> _YOUR GOAL_
Translate into Spanish the sentence "we see this weird building up ahead so we sprint towards it." from the forum thread below.

> _SOURCE EXTRACT_
# HOLY CRAP!



## Cush (Apr 28, 2007)

so tonight two of my friends and i were in a park drinking and carrying on when 2 cop cars roll up. we bolt. and we run up this dirt road. the cops follow us and we're sprinting. we see this weird building up ahead so we sprint towards it. we hop the fence and realize that for some reason it's a tomb. we're not in a graveyard. or a cemetary.
but there's a tomb.
so we hide in the tomb. and we see the lights shining all around us but they cant see us because of our excellent hiding spot. and we got away.

long story short? I RAN FROM THE COPS AND BROKE INTO A TOMB TO HIDE OUT!! I THINK THAT'S AWESOME!


----------



## Doobie_D (Apr 28, 2007)

thats a once in a life time event


----------



## blackmatter (Apr 28, 2007)

cloke and dagger shit yo hehe


----------



## CaseyCatastrophe (Apr 28, 2007)

*Cush wrote:*


> I RAN FROM THE COPS AND BROKE INTO A TOMB TO HIDE OUT!! I THINK THAT'S AWESOME!



Well, I'd say so. I'm going to have to one-up that before I die.


----------



## Hoghead Bob (Apr 29, 2007)

WOAH! A tomb in the middle of nowere!? Thats crazy!


----------



## Bendixontherails (Apr 29, 2007)

man, TL's gettin all Edgar Allen Poe on us.B) 

you didn't also murder someone, and then your girlfriend dissapear, though right?


----------



## chickenbone (Apr 29, 2007)

mad props! 

cush: 1 

pigs: 0

FATALITY!!!


----------



## Cush (Apr 29, 2007)

*Bendixontherails wrote:*


> man, TL's gettin all Edgar Allen Poe on us.B)
> 
> you didn't also murder someone, and then your girlfriend dissapear, though right?



let's just say the tomb has +1 inhabitant after last night MWUAHAHAHAHAHHAHAAHA


----------



## Hobo Mud (Apr 9, 2018)

*I never get sick of reading the stories on STP. Lol! What a story........*


----------

> _DATASET ENTRIES_
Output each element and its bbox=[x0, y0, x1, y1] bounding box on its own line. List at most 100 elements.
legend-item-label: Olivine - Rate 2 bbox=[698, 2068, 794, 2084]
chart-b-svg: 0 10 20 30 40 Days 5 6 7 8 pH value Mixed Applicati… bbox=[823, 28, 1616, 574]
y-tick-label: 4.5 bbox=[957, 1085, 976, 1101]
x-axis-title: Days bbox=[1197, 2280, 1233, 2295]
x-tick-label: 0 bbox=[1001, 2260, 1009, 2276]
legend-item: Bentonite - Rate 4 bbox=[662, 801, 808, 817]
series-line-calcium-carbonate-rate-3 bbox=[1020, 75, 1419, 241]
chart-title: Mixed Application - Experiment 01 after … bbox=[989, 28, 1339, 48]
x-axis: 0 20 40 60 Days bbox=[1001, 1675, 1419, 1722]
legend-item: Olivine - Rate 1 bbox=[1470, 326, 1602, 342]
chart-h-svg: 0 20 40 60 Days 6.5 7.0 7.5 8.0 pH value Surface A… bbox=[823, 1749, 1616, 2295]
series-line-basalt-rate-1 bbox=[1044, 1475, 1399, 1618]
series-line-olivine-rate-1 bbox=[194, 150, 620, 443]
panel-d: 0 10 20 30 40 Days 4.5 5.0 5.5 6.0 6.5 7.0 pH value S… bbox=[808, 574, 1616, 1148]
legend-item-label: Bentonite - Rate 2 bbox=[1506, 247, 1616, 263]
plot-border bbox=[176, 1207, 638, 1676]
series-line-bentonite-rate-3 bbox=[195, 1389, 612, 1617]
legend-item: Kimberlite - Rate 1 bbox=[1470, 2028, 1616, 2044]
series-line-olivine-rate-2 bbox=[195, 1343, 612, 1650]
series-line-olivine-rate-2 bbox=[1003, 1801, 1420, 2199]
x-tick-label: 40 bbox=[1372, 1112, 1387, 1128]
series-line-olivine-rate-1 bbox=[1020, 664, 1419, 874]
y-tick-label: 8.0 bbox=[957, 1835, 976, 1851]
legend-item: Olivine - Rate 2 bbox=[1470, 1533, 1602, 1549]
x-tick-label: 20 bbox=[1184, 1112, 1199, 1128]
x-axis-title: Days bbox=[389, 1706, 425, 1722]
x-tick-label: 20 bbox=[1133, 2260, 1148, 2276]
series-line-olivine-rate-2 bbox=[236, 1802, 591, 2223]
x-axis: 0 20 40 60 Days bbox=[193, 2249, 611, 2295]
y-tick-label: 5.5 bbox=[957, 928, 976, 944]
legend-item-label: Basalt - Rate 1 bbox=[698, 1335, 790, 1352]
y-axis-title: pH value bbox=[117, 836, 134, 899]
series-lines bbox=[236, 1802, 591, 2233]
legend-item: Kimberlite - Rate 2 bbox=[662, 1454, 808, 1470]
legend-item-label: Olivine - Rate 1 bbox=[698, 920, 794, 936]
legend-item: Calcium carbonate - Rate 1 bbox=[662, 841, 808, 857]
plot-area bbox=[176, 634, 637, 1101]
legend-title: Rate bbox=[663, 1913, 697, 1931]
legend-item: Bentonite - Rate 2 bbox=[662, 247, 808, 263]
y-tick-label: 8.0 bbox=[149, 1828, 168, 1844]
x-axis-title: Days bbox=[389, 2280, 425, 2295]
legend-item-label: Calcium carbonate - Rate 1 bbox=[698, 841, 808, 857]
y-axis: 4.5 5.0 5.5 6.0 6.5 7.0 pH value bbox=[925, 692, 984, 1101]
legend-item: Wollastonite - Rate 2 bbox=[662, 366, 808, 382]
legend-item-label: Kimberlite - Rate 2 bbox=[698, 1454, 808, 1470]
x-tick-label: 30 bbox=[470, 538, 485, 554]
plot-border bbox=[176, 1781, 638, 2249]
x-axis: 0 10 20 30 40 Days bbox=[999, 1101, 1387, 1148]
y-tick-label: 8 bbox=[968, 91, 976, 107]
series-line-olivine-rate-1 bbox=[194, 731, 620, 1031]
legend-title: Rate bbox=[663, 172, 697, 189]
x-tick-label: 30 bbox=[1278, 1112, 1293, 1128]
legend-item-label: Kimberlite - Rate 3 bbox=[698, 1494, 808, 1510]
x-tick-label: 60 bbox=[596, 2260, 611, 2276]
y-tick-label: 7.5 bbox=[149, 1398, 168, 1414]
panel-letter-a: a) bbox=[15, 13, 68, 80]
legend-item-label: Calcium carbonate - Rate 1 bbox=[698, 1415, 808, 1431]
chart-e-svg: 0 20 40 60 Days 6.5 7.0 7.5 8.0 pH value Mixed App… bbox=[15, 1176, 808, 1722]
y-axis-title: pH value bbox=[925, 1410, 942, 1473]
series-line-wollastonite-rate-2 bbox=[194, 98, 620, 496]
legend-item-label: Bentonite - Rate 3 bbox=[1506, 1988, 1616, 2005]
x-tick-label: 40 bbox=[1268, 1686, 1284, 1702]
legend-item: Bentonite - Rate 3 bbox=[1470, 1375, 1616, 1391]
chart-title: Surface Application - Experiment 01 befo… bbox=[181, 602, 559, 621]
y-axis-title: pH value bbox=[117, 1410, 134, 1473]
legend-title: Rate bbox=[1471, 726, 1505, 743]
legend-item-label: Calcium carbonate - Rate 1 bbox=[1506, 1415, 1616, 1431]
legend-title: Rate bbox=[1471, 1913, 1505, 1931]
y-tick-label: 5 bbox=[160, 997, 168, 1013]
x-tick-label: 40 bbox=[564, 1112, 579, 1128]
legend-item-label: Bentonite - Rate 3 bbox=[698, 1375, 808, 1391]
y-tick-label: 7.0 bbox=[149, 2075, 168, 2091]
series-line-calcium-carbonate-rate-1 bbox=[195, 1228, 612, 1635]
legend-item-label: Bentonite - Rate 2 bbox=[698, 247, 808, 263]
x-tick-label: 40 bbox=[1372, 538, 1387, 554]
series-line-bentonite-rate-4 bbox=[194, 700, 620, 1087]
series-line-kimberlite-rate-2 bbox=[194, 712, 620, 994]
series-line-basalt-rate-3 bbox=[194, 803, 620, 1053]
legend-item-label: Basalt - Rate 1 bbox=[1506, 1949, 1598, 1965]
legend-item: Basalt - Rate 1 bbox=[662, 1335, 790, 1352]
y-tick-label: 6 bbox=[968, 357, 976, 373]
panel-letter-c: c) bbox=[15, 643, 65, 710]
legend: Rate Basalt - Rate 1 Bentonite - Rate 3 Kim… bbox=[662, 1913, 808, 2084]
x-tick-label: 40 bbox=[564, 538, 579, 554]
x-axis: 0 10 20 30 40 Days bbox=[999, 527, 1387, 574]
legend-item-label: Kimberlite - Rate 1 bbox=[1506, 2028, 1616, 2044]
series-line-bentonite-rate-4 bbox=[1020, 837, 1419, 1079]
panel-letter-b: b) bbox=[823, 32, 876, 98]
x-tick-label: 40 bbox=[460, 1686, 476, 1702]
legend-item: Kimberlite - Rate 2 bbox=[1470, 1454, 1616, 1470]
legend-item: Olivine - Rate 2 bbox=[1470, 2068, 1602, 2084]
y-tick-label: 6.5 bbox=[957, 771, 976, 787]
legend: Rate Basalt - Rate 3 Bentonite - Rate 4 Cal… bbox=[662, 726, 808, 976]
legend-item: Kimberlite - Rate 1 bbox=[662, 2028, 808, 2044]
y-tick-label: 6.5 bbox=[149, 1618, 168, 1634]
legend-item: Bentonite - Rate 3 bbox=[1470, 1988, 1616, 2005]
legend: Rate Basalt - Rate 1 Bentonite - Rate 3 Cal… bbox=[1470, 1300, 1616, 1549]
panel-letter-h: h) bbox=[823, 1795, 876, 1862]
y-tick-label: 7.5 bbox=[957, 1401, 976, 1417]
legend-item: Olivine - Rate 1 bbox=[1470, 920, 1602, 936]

> _RESULT OF THE TASK_
Vemos un edificio extraño más adelante, así que corremos hacia él a toda velocidad.